▶ Short problem: Copy every line in the data below that contains the word "with", matching its case.

────

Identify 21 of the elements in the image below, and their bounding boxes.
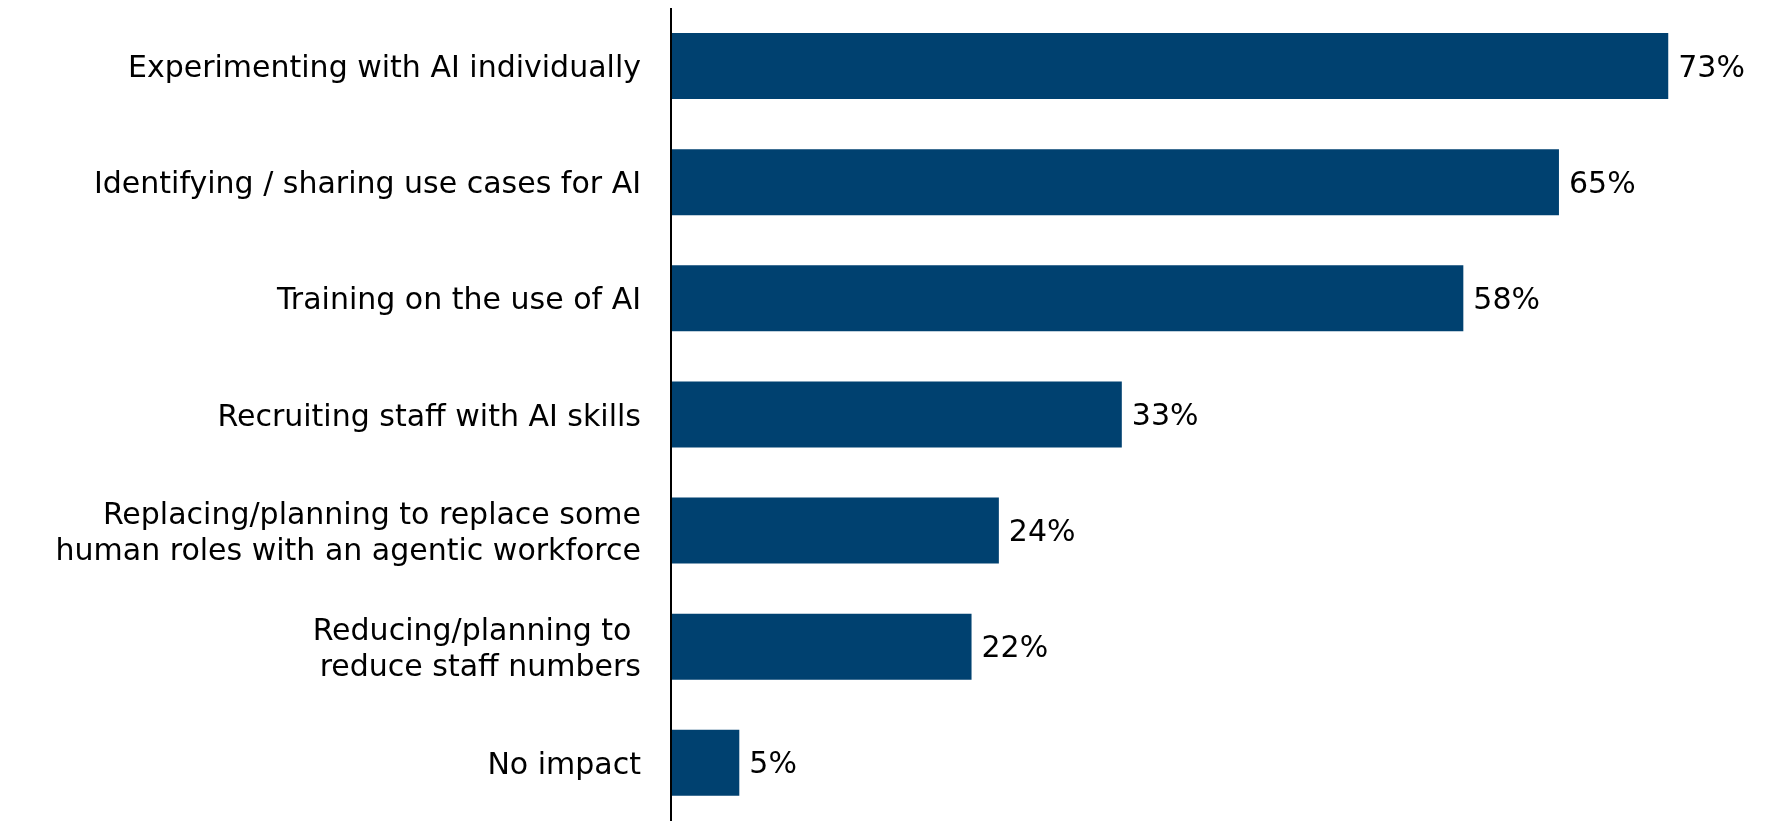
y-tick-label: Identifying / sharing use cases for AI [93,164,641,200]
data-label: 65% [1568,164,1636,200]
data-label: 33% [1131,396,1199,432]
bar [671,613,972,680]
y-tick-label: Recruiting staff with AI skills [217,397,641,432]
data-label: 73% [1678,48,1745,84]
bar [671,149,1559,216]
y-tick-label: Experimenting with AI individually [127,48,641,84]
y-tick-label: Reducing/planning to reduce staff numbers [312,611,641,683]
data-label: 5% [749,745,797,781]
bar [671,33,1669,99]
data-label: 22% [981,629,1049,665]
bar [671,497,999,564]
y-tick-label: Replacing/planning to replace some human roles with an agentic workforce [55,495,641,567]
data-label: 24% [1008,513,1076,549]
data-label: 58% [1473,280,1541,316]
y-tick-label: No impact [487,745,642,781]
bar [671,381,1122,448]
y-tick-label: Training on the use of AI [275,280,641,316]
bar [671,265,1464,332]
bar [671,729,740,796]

────

▶ Solution for this task:
y-tick-label: Recruiting staff with AI skills [217,397,641,432]
y-tick-label: Experimenting with AI individually [127,48,641,84]
y-tick-label: Replacing/planning to replace some human roles with an agentic workforce [55,495,641,567]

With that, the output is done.